All entries are to be given again verbatim.

start ENTRIES SUPPLIED

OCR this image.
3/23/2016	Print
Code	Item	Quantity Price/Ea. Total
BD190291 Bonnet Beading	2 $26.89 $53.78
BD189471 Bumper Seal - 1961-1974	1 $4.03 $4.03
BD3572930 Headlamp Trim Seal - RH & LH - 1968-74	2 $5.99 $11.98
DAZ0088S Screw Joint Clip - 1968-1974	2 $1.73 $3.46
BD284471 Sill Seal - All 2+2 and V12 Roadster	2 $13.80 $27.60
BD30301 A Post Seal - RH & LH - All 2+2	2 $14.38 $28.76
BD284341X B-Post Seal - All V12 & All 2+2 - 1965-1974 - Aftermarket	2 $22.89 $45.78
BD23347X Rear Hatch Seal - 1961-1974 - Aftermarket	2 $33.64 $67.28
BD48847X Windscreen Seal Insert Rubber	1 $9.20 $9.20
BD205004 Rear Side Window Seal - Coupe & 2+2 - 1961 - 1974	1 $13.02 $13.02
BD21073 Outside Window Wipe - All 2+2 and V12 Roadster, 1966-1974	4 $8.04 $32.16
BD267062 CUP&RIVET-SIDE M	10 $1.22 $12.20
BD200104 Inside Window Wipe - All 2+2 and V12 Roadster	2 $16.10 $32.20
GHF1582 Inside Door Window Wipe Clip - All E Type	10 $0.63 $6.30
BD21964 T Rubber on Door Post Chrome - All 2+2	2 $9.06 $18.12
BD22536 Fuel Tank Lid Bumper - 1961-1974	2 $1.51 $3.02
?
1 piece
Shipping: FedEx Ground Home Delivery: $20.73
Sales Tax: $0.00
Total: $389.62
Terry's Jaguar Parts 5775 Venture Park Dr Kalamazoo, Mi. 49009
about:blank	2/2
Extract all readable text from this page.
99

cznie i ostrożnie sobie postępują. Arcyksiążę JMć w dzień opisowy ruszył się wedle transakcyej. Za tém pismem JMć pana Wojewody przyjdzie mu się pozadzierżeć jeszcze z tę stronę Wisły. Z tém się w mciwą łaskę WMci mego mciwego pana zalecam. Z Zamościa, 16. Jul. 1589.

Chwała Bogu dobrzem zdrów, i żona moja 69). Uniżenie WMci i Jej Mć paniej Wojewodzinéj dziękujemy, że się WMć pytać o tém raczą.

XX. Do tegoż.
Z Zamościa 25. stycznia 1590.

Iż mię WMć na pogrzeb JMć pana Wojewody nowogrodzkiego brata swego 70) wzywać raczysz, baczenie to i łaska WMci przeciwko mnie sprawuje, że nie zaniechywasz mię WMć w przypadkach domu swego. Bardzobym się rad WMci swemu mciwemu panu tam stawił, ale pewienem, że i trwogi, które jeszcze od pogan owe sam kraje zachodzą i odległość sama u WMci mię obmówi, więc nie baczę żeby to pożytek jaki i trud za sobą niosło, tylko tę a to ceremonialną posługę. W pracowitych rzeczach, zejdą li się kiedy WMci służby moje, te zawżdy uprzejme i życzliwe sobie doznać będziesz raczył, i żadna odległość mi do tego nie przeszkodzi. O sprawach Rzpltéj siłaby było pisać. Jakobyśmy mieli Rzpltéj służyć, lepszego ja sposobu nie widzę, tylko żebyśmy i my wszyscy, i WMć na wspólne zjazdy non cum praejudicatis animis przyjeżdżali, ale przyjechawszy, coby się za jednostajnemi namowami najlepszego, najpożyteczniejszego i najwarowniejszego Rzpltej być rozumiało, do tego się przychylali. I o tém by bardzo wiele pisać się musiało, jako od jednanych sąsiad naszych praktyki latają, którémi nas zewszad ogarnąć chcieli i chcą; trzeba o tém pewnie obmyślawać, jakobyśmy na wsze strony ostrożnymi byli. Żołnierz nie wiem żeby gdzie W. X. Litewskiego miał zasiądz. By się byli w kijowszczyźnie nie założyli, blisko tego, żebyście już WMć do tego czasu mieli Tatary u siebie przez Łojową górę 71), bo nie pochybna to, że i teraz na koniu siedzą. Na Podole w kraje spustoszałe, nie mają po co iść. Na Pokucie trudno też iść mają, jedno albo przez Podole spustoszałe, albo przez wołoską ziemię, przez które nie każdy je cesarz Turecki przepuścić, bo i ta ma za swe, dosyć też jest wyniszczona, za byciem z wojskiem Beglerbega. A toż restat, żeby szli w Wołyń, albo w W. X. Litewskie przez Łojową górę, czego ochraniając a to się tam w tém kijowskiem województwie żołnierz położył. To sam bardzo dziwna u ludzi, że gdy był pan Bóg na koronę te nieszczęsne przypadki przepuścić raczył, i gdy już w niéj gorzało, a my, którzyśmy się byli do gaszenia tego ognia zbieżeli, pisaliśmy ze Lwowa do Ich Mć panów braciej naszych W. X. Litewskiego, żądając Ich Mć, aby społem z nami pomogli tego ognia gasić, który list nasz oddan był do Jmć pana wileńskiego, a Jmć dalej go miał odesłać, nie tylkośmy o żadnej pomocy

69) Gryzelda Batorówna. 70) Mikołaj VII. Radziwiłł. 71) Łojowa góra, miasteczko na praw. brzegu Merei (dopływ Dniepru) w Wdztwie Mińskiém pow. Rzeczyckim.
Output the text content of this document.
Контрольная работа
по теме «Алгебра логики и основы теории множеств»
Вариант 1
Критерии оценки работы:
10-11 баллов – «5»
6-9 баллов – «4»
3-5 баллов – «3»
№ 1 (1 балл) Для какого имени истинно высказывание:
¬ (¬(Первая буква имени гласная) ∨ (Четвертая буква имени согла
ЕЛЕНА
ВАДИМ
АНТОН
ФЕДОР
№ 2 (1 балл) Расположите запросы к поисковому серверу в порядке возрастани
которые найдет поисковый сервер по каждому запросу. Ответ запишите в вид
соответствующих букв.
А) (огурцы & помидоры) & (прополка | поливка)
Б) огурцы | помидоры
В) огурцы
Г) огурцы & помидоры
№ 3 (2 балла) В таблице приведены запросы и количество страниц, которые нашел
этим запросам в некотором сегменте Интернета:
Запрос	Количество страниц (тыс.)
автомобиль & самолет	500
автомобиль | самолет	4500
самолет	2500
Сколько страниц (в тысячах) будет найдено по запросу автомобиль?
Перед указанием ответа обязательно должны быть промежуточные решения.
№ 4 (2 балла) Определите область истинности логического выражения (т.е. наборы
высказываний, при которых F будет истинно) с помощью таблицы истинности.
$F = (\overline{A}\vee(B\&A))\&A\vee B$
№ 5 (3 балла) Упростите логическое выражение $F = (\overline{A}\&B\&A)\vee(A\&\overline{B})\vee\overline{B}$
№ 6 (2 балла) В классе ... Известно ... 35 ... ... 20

end ENTRIES SUPPLIED

[TASK ANSWER]:
OCR this image.
3/23/2016	Print
Code	Item	Quantity Price/Ea. Total
BD190291 Bonnet Beading	2 $26.89 $53.78
BD189471 Bumper Seal - 1961-1974	1 $4.03 $4.03
BD3572930 Headlamp Trim Seal - RH & LH - 1968-74	2 $5.99 $11.98
DAZ0088S Screw Joint Clip - 1968-1974	2 $1.73 $3.46
BD284471 Sill Seal - All 2+2 and V12 Roadster	2 $13.80 $27.60
BD30301 A Post Seal - RH & LH - All 2+2	2 $14.38 $28.76
BD284341X B-Post Seal - All V12 & All 2+2 - 1965-1974 - Aftermarket	2 $22.89 $45.78
BD23347X Rear Hatch Seal - 1961-1974 - Aftermarket	2 $33.64 $67.28
BD48847X Windscreen Seal Insert Rubber	1 $9.20 $9.20
BD205004 Rear Side Window Seal - Coupe & 2+2 - 1961 - 1974	1 $13.02 $13.02
BD21073 Outside Window Wipe - All 2+2 and V12 Roadster, 1966-1974	4 $8.04 $32.16
BD267062 CUP&RIVET-SIDE M	10 $1.22 $12.20
BD200104 Inside Window Wipe - All 2+2 and V12 Roadster	2 $16.10 $32.20
GHF1582 Inside Door Window Wipe Clip - All E Type	10 $0.63 $6.30
BD21964 T Rubber on Door Post Chrome - All 2+2	2 $9.06 $18.12
BD22536 Fuel Tank Lid Bumper - 1961-1974	2 $1.51 $3.02
?
1 piece
Shipping: FedEx Ground Home Delivery: $20.73
Sales Tax: $0.00
Total: $389.62
Terry's Jaguar Parts 5775 Venture Park Dr Kalamazoo, Mi. 49009
about:blank	2/2
Extract all readable text from this page.
99

cznie i ostrożnie sobie postępują. Arcyksiążę JMć w dzień opisowy ruszył się wedle transakcyej. Za tém pismem JMć pana Wojewody przyjdzie mu się pozadzierżeć jeszcze z tę stronę Wisły. Z tém się w mciwą łaskę WMci mego mciwego pana zalecam. Z Zamościa, 16. Jul. 1589.

Chwała Bogu dobrzem zdrów, i żona moja 69). Uniżenie WMci i Jej Mć paniej Wojewodzinéj dziękujemy, że się WMć pytać o tém raczą.

XX. Do tegoż.
Z Zamościa 25. stycznia 1590.

Iż mię WMć na pogrzeb JMć pana Wojewody nowogrodzkiego brata swego 70) wzywać raczysz, baczenie to i łaska WMci przeciwko mnie sprawuje, że nie zaniechywasz mię WMć w przypadkach domu swego. Bardzobym się rad WMci swemu mciwemu panu tam stawił, ale pewienem, że i trwogi, które jeszcze od pogan owe sam kraje zachodzą i odległość sama u WMci mię obmówi, więc nie baczę żeby to pożytek jaki i trud za sobą niosło, tylko tę a to ceremonialną posługę. W pracowitych rzeczach, zejdą li się kiedy WMci służby moje, te zawżdy uprzejme i życzliwe sobie doznać będziesz raczył, i żadna odległość mi do tego nie przeszkodzi. O sprawach Rzpltéj siłaby było pisać. Jakobyśmy mieli Rzpltéj służyć, lepszego ja sposobu nie widzę, tylko żebyśmy i my wszyscy, i WMć na wspólne zjazdy non cum praejudicatis animis przyjeżdżali, ale przyjechawszy, coby się za jednostajnemi namowami najlepszego, najpożyteczniejszego i najwarowniejszego Rzpltej być rozumiało, do tego się przychylali. I o tém by bardzo wiele pisać się musiało, jako od jednanych sąsiad naszych praktyki latają, którémi nas zewszad ogarnąć chcieli i chcą; trzeba o tém pewnie obmyślawać, jakobyśmy na wsze strony ostrożnymi byli. Żołnierz nie wiem żeby gdzie W. X. Litewskiego miał zasiądz. By się byli w kijowszczyźnie nie założyli, blisko tego, żebyście już WMć do tego czasu mieli Tatary u siebie przez Łojową górę 71), bo nie pochybna to, że i teraz na koniu siedzą. Na Podole w kraje spustoszałe, nie mają po co iść. Na Pokucie trudno też iść mają, jedno albo przez Podole spustoszałe, albo przez wołoską ziemię, przez które nie każdy je cesarz Turecki przepuścić, bo i ta ma za swe, dosyć też jest wyniszczona, za byciem z wojskiem Beglerbega. A toż restat, żeby szli w Wołyń, albo w W. X. Litewskie przez Łojową górę, czego ochraniając a to się tam w tém kijowskiem województwie żołnierz położył. To sam bardzo dziwna u ludzi, że gdy był pan Bóg na koronę te nieszczęsne przypadki przepuścić raczył, i gdy już w niéj gorzało, a my, którzyśmy się byli do gaszenia tego ognia zbieżeli, pisaliśmy ze Lwowa do Ich Mć panów braciej naszych W. X. Litewskiego, żądając Ich Mć, aby społem z nami pomogli tego ognia gasić, który list nasz oddan był do Jmć pana wileńskiego, a Jmć dalej go miał odesłać, nie tylkośmy o żadnej pomocy

69) Gryzelda Batorówna. 70) Mikołaj VII. Radziwiłł. 71) Łojowa góra, miasteczko na praw. brzegu Merei (dopływ Dniepru) w Wdztwie Mińskiém pow. Rzeczyckim.
Output the text content of this document.
Контрольная работа
по теме «Алгебра логики и основы теории множеств»
Вариант 1
Критерии оценки работы:
10-11 баллов – «5»
6-9 баллов – «4»
3-5 баллов – «3»
№ 1 (1 балл) Для какого имени истинно высказывание:
¬ (¬(Первая буква имени гласная) ∨ (Четвертая буква имени согла
ЕЛЕНА
ВАДИМ
АНТОН
ФЕДОР
№ 2 (1 балл) Расположите запросы к поисковому серверу в порядке возрастани
которые найдет поисковый сервер по каждому запросу. Ответ запишите в вид
соответствующих букв.
А) (огурцы & помидоры) & (прополка | поливка)
Б) огурцы | помидоры
В) огурцы
Г) огурцы & помидоры
№ 3 (2 балла) В таблице приведены запросы и количество страниц, которые нашел
этим запросам в некотором сегменте Интернета:
Запрос	Количество страниц (тыс.)
автомобиль & самолет	500
автомобиль | самолет	4500
самолет	2500
Сколько страниц (в тысячах) будет найдено по запросу автомобиль?
Перед указанием ответа обязательно должны быть промежуточные решения.
№ 4 (2 балла) Определите область истинности логического выражения (т.е. наборы
высказываний, при которых F будет истинно) с помощью таблицы истинности.
$F = (\overline{A}\vee(B\&A))\&A\vee B$
№ 5 (3 балла) Упростите логическое выражение $F = (\overline{A}\&B\&A)\vee(A\&\overline{B})\vee\overline{B}$
№ 6 (2 балла) В классе ... Известно ... 35 ... ... 20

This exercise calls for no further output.